[Data items]

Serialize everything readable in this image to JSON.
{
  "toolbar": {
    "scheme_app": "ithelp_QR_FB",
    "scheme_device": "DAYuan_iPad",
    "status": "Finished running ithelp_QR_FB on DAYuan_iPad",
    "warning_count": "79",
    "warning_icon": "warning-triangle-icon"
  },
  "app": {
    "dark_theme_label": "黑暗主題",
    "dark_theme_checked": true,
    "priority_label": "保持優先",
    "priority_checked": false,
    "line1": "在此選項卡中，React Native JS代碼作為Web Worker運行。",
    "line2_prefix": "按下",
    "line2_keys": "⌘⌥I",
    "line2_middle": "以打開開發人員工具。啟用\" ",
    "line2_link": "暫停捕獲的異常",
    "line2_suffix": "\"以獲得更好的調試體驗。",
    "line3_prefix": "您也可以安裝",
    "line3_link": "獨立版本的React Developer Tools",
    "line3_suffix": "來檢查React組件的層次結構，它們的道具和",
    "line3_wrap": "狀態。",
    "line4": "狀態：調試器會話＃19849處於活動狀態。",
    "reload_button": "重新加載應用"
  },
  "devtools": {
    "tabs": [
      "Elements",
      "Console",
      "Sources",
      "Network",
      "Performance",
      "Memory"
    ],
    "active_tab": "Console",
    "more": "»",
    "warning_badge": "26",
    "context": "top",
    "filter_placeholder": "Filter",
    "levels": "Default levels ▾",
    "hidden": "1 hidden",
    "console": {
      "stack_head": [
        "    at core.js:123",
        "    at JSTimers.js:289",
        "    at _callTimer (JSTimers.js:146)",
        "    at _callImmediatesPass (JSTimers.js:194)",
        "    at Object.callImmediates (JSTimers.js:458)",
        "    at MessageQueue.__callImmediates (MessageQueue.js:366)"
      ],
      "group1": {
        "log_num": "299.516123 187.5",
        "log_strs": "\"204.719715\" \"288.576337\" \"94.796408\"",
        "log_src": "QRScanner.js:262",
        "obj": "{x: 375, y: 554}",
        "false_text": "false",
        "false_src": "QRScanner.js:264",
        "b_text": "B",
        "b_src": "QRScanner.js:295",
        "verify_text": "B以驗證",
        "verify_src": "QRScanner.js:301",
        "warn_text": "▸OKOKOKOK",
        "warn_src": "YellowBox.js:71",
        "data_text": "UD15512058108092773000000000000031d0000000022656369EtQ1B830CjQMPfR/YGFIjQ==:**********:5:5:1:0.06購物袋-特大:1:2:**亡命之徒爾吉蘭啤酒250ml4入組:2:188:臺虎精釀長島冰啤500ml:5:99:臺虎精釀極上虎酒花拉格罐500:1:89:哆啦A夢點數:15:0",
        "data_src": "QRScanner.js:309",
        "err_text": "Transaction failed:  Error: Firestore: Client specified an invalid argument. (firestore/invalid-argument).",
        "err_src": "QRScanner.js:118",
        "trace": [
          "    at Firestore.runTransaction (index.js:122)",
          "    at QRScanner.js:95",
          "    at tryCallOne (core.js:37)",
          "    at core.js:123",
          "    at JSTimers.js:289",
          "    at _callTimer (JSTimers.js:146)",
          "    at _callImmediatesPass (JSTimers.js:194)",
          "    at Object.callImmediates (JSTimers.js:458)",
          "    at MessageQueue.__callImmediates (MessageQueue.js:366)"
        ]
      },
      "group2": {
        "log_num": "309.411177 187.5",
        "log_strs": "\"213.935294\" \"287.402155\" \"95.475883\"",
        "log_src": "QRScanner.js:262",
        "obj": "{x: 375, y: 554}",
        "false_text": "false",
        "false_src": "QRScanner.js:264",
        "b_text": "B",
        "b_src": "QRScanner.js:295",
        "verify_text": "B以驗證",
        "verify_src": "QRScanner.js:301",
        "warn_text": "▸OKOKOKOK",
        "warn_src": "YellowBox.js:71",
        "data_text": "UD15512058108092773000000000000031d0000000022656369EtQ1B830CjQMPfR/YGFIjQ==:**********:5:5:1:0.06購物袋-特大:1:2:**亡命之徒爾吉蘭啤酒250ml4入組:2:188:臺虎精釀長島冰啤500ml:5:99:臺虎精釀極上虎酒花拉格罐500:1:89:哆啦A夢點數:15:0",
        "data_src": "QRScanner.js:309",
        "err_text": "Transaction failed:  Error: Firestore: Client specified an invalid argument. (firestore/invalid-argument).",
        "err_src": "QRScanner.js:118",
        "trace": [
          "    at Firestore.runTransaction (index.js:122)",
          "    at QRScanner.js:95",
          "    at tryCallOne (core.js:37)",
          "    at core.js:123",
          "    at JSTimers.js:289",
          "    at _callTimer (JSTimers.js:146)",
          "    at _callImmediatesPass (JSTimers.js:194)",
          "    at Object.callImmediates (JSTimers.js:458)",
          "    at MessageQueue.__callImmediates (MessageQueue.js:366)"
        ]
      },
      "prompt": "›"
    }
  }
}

WHAT YOU SHOULD DO:
Give the entries once more, exactly as they appear.

FINAL RESULT:
Serialize everything readable in this image to JSON.
{
  "toolbar": {
    "scheme_app": "ithelp_QR_FB",
    "scheme_device": "DAYuan_iPad",
    "status": "Finished running ithelp_QR_FB on DAYuan_iPad",
    "warning_count": "79",
    "warning_icon": "warning-triangle-icon"
  },
  "app": {
    "dark_theme_label": "黑暗主題",
    "dark_theme_checked": true,
    "priority_label": "保持優先",
    "priority_checked": false,
    "line1": "在此選項卡中，React Native JS代碼作為Web Worker運行。",
    "line2_prefix": "按下",
    "line2_keys": "⌘⌥I",
    "line2_middle": "以打開開發人員工具。啟用\" ",
    "line2_link": "暫停捕獲的異常",
    "line2_suffix": "\"以獲得更好的調試體驗。",
    "line3_prefix": "您也可以安裝",
    "line3_link": "獨立版本的React Developer Tools",
    "line3_suffix": "來檢查React組件的層次結構，它們的道具和",
    "line3_wrap": "狀態。",
    "line4": "狀態：調試器會話＃19849處於活動狀態。",
    "reload_button": "重新加載應用"
  },
  "devtools": {
    "tabs": [
      "Elements",
      "Console",
      "Sources",
      "Network",
      "Performance",
      "Memory"
    ],
    "active_tab": "Console",
    "more": "»",
    "warning_badge": "26",
    "context": "top",
    "filter_placeholder": "Filter",
    "levels": "Default levels ▾",
    "hidden": "1 hidden",
    "console": {
      "stack_head": [
        "    at core.js:123",
        "    at JSTimers.js:289",
        "    at _callTimer (JSTimers.js:146)",
        "    at _callImmediatesPass (JSTimers.js:194)",
        "    at Object.callImmediates (JSTimers.js:458)",
        "    at MessageQueue.__callImmediates (MessageQueue.js:366)"
      ],
      "group1": {
        "log_num": "299.516123 187.5",
        "log_strs": "\"204.719715\" \"288.576337\" \"94.796408\"",
        "log_src": "QRScanner.js:262",
        "obj": "{x: 375, y: 554}",
        "false_text": "false",
        "false_src": "QRScanner.js:264",
        "b_text": "B",
        "b_src": "QRScanner.js:295",
        "verify_text": "B以驗證",
        "verify_src": "QRScanner.js:301",
        "warn_text": "▸OKOKOKOK",
        "warn_src": "YellowBox.js:71",
        "data_text": "UD15512058108092773000000000000031d0000000022656369EtQ1B830CjQMPfR/YGFIjQ==:**********:5:5:1:0.06購物袋-特大:1:2:**亡命之徒爾吉蘭啤酒250ml4入組:2:188:臺虎精釀長島冰啤500ml:5:99:臺虎精釀極上虎酒花拉格罐500:1:89:哆啦A夢點數:15:0",
        "data_src": "QRScanner.js:309",
        "err_text": "Transaction failed:  Error: Firestore: Client specified an invalid argument. (firestore/invalid-argument).",
        "err_src": "QRScanner.js:118",
        "trace": [
          "    at Firestore.runTransaction (index.js:122)",
          "    at QRScanner.js:95",
          "    at tryCallOne (core.js:37)",
          "    at core.js:123",
          "    at JSTimers.js:289",
          "    at _callTimer (JSTimers.js:146)",
          "    at _callImmediatesPass (JSTimers.js:194)",
          "    at Object.callImmediates (JSTimers.js:458)",
          "    at MessageQueue.__callImmediates (MessageQueue.js:366)"
        ]
      },
      "group2": {
        "log_num": "309.411177 187.5",
        "log_strs": "\"213.935294\" \"287.402155\" \"95.475883\"",
        "log_src": "QRScanner.js:262",
        "obj": "{x: 375, y: 554}",
        "false_text": "false",
        "false_src": "QRScanner.js:264",
        "b_text": "B",
        "b_src": "QRScanner.js:295",
        "verify_text": "B以驗證",
        "verify_src": "QRScanner.js:301",
        "warn_text": "▸OKOKOKOK",
        "warn_src": "YellowBox.js:71",
        "data_text": "UD15512058108092773000000000000031d0000000022656369EtQ1B830CjQMPfR/YGFIjQ==:**********:5:5:1:0.06購物袋-特大:1:2:**亡命之徒爾吉蘭啤酒250ml4入組:2:188:臺虎精釀長島冰啤500ml:5:99:臺虎精釀極上虎酒花拉格罐500:1:89:哆啦A夢點數:15:0",
        "data_src": "QRScanner.js:309",
        "err_text": "Transaction failed:  Error: Firestore: Client specified an invalid argument. (firestore/invalid-argument).",
        "err_src": "QRScanner.js:118",
        "trace": [
          "    at Firestore.runTransaction (index.js:122)",
          "    at QRScanner.js:95",
          "    at tryCallOne (core.js:37)",
          "    at core.js:123",
          "    at JSTimers.js:289",
          "    at _callTimer (JSTimers.js:146)",
          "    at _callImmediatesPass (JSTimers.js:194)",
          "    at Object.callImmediates (JSTimers.js:458)",
          "    at MessageQueue.__callImmediates (MessageQueue.js:366)"
        ]
      },
      "prompt": "›"
    }
  }
}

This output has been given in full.